>> Start Records for the exercise

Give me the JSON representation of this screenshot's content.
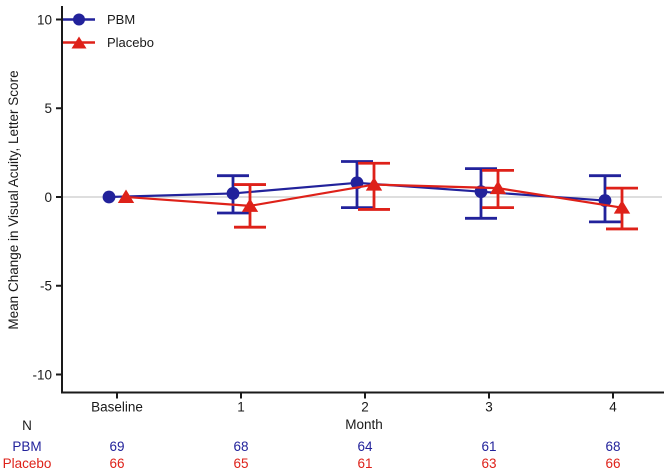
{
  "chart_data": {
    "type": "line",
    "title": "",
    "xlabel": "Month",
    "ylabel": "Mean Change in Visual Acuity, Letter Score",
    "x_categories": [
      "Baseline",
      "1",
      "2",
      "3",
      "4"
    ],
    "ytick_values": [
      10,
      5,
      0,
      -5,
      -10
    ],
    "ytick_labels": [
      "10",
      "5",
      "0",
      "-5",
      "-10"
    ],
    "ylim": [
      -10.5,
      10.5
    ],
    "zero_reference_line": 0,
    "grid": "zero-line-only",
    "legend_position": "top-left",
    "series": [
      {
        "name": "PBM",
        "marker": "circle",
        "color": "#22229B",
        "values": [
          0,
          0.2,
          0.8,
          0.3,
          -0.2
        ],
        "ci_low": [
          null,
          -0.9,
          -0.6,
          -1.2,
          -1.4
        ],
        "ci_high": [
          null,
          1.2,
          2.0,
          1.6,
          1.2
        ]
      },
      {
        "name": "Placebo",
        "marker": "triangle",
        "color": "#DE2119",
        "values": [
          0,
          -0.5,
          0.7,
          0.5,
          -0.6
        ],
        "ci_low": [
          null,
          -1.7,
          -0.7,
          -0.6,
          -1.8
        ],
        "ci_high": [
          null,
          0.7,
          1.9,
          1.5,
          0.5
        ]
      }
    ],
    "n_table": {
      "header": "N",
      "rows": [
        {
          "label": "PBM",
          "color": "#22229B",
          "values": [
            "69",
            "68",
            "64",
            "61",
            "68"
          ]
        },
        {
          "label": "Placebo",
          "color": "#DE2119",
          "values": [
            "66",
            "65",
            "61",
            "63",
            "66"
          ]
        }
      ]
    }
  },
  "colors": {
    "axis": "#1a1a1a",
    "tick_text": "#1a1a1a",
    "zero_line": "#cbcbcb",
    "background": "#ffffff"
  }
}
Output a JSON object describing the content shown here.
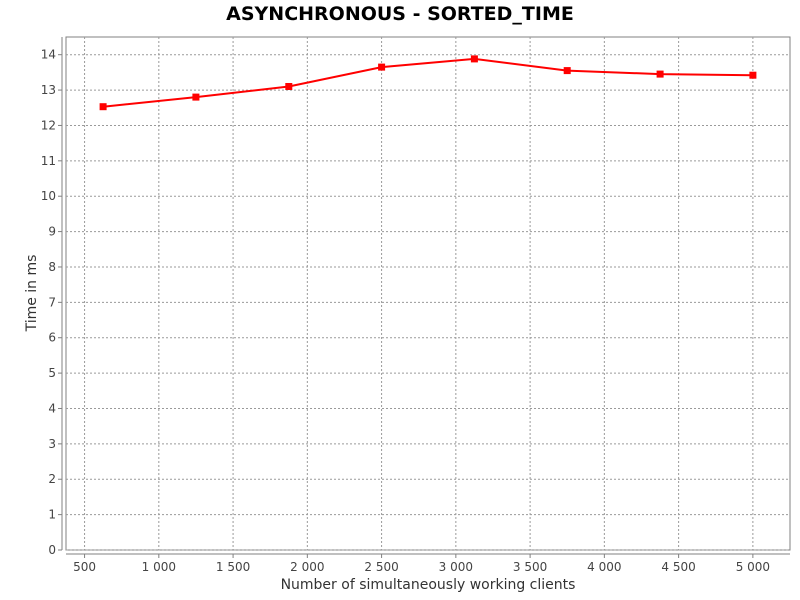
{
  "chart_data": {
    "type": "line",
    "title": "ASYNCHRONOUS - SORTED_TIME",
    "xlabel": "Number of simultaneously working clients",
    "ylabel": "Time in ms",
    "xlim": [
      375,
      5250
    ],
    "ylim": [
      0,
      14.5
    ],
    "x_ticks": [
      500,
      1000,
      1500,
      2000,
      2500,
      3000,
      3500,
      4000,
      4500,
      5000
    ],
    "x_tick_labels": [
      "500",
      "1 000",
      "1 500",
      "2 000",
      "2 500",
      "3 000",
      "3 500",
      "4 000",
      "4 500",
      "5 000"
    ],
    "y_ticks": [
      0,
      1,
      2,
      3,
      4,
      5,
      6,
      7,
      8,
      9,
      10,
      11,
      12,
      13,
      14
    ],
    "grid": true,
    "series": [
      {
        "color": "#ff0000",
        "x": [
          625,
          1250,
          1875,
          2500,
          3125,
          3750,
          4375,
          5000
        ],
        "y": [
          12.53,
          12.8,
          13.1,
          13.65,
          13.88,
          13.55,
          13.45,
          13.42
        ]
      }
    ]
  }
}
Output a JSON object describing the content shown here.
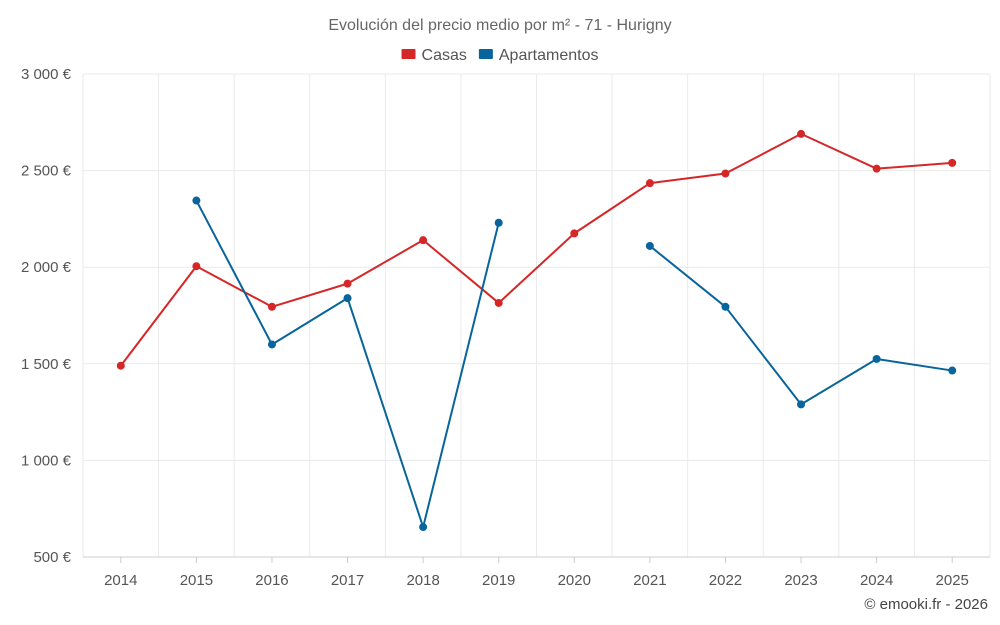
{
  "chart_data": {
    "type": "line",
    "title": "Evolución del precio medio por m² - 71 - Hurigny",
    "categories": [
      "2014",
      "2015",
      "2016",
      "2017",
      "2018",
      "2019",
      "2020",
      "2021",
      "2022",
      "2023",
      "2024",
      "2025"
    ],
    "series": [
      {
        "name": "Casas",
        "color": "#d62728",
        "values": [
          1490,
          2005,
          1795,
          1915,
          2140,
          1815,
          2175,
          2435,
          2485,
          2690,
          2510,
          2540
        ]
      },
      {
        "name": "Apartamentos",
        "color": "#08649c",
        "values": [
          null,
          2345,
          1600,
          1840,
          655,
          2230,
          null,
          2110,
          1795,
          1290,
          1525,
          1465
        ]
      }
    ],
    "ylim": [
      500,
      3000
    ],
    "yticks": [
      500,
      1000,
      1500,
      2000,
      2500,
      3000
    ],
    "ytick_labels": [
      "500 €",
      "1 000 €",
      "1 500 €",
      "2 000 €",
      "2 500 €",
      "3 000 €"
    ],
    "xlabel": "",
    "ylabel": "",
    "grid": true,
    "legend": "top-center"
  },
  "credit": "© emooki.fr - 2026"
}
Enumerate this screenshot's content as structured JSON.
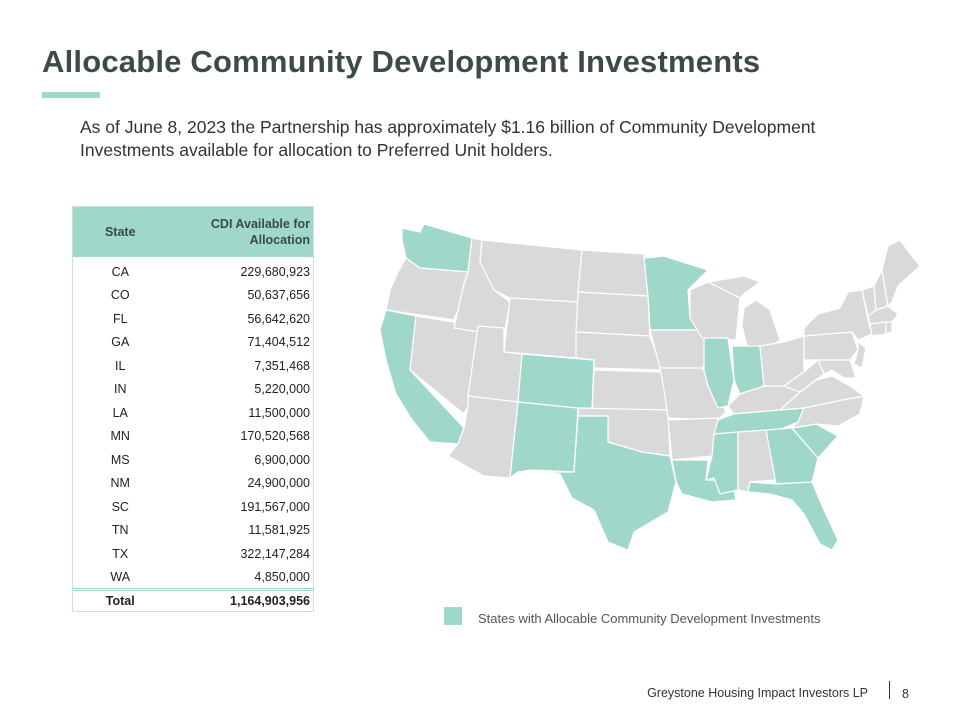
{
  "title": "Allocable Community Development Investments",
  "intro": "As of June 8, 2023 the Partnership has approximately $1.16 billion of Community Development Investments available for allocation to Preferred Unit holders.",
  "table": {
    "header_state": "State",
    "header_cdi": "CDI Available for Allocation",
    "rows": [
      {
        "state": "CA",
        "value": "229,680,923"
      },
      {
        "state": "CO",
        "value": "50,637,656"
      },
      {
        "state": "FL",
        "value": "56,642,620"
      },
      {
        "state": "GA",
        "value": "71,404,512"
      },
      {
        "state": "IL",
        "value": "7,351,468"
      },
      {
        "state": "IN",
        "value": "5,220,000"
      },
      {
        "state": "LA",
        "value": "11,500,000"
      },
      {
        "state": "MN",
        "value": "170,520,568"
      },
      {
        "state": "MS",
        "value": "6,900,000"
      },
      {
        "state": "NM",
        "value": "24,900,000"
      },
      {
        "state": "SC",
        "value": "191,567,000"
      },
      {
        "state": "TN",
        "value": "11,581,925"
      },
      {
        "state": "TX",
        "value": "322,147,284"
      },
      {
        "state": "WA",
        "value": "4,850,000"
      }
    ],
    "total_label": "Total",
    "total_value": "1,164,903,956"
  },
  "map": {
    "highlight_color": "#9fd8cb",
    "base_color": "#d9d9d9",
    "highlighted_states": [
      "CA",
      "CO",
      "FL",
      "GA",
      "IL",
      "IN",
      "LA",
      "MN",
      "MS",
      "NM",
      "SC",
      "TN",
      "TX",
      "WA"
    ]
  },
  "legend": {
    "label": "States with Allocable Community Development Investments"
  },
  "footer": {
    "company": "Greystone Housing Impact Investors LP",
    "page": "8"
  }
}
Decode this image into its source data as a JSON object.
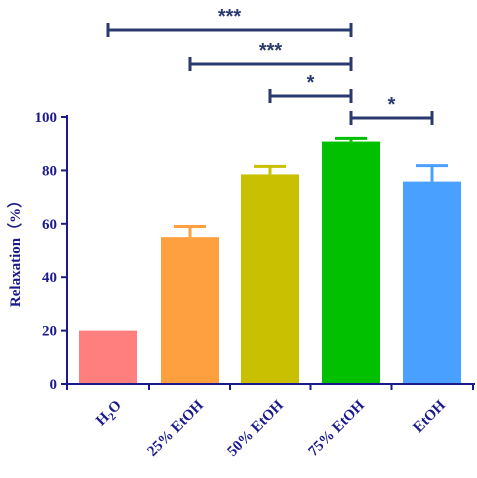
{
  "chart_data": {
    "type": "bar",
    "title": "",
    "xlabel": "",
    "ylabel": "Relaxation（%）",
    "ylim": [
      0,
      100
    ],
    "yticks": [
      0,
      20,
      40,
      60,
      80,
      100
    ],
    "categories": [
      {
        "main": "H",
        "sub": "2",
        "tail": "O"
      },
      {
        "main": "25% EtOH",
        "sub": "",
        "tail": ""
      },
      {
        "main": "50% EtOH",
        "sub": "",
        "tail": ""
      },
      {
        "main": "75% EtOH",
        "sub": "",
        "tail": ""
      },
      {
        "main": "EtOH",
        "sub": "",
        "tail": ""
      }
    ],
    "values": [
      20,
      55,
      78.5,
      90.8,
      75.8
    ],
    "errors": [
      0,
      4,
      3,
      1.2,
      6
    ],
    "colors": [
      "#ff7f7f",
      "#ffa040",
      "#c8c000",
      "#00c000",
      "#4aa0ff"
    ],
    "significance": [
      {
        "from": 0,
        "to": 3,
        "label": "***"
      },
      {
        "from": 1,
        "to": 3,
        "label": "***"
      },
      {
        "from": 2,
        "to": 3,
        "label": "*"
      },
      {
        "from": 3,
        "to": 4,
        "label": "*"
      }
    ],
    "axis_color": "#1a1a8c",
    "bracket_color": "#2a3a6e",
    "grid": false
  }
}
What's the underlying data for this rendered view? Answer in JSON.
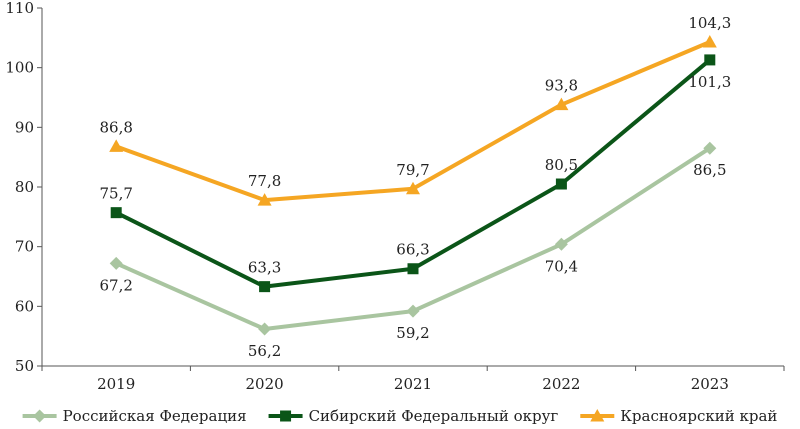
{
  "chart_data": {
    "type": "line",
    "title": "",
    "xlabel": "",
    "ylabel": "",
    "categories": [
      "2019",
      "2020",
      "2021",
      "2022",
      "2023"
    ],
    "ylim": [
      50,
      110
    ],
    "yticks": [
      50,
      60,
      70,
      80,
      90,
      100,
      110
    ],
    "grid": false,
    "legend_position": "bottom",
    "series": [
      {
        "name": "Российская Федерация",
        "values": [
          67.2,
          56.2,
          59.2,
          70.4,
          86.5
        ],
        "labels": [
          "67,2",
          "56,2",
          "59,2",
          "70,4",
          "86,5"
        ],
        "color": "#a9c5a0",
        "marker": "diamond",
        "label_position": [
          "below",
          "below",
          "below",
          "below",
          "below"
        ]
      },
      {
        "name": "Сибирский Федеральный округ",
        "values": [
          75.7,
          63.3,
          66.3,
          80.5,
          101.3
        ],
        "labels": [
          "75,7",
          "63,3",
          "66,3",
          "80,5",
          "101,3"
        ],
        "color": "#0b5518",
        "marker": "square",
        "label_position": [
          "above",
          "above",
          "above",
          "above",
          "below"
        ]
      },
      {
        "name": "Красноярский край",
        "values": [
          86.8,
          77.8,
          79.7,
          93.8,
          104.3
        ],
        "labels": [
          "86,8",
          "77,8",
          "79,7",
          "93,8",
          "104,3"
        ],
        "color": "#f5a623",
        "marker": "triangle",
        "label_position": [
          "above",
          "above",
          "above",
          "above",
          "above"
        ]
      }
    ]
  }
}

>> End Records for the exercise

Directions for this task. Scan the listing above for the word "Community" and copy every line that holds it.

Exercise solution.
  "title": "Allocable Community Development Investments",
  "intro": "As of June 8, 2023 the Partnership has approximately $1.16 billion of Community Development Investments available for allocation to Preferred Unit holders.",
    "label": "States with Allocable Community Development Investments"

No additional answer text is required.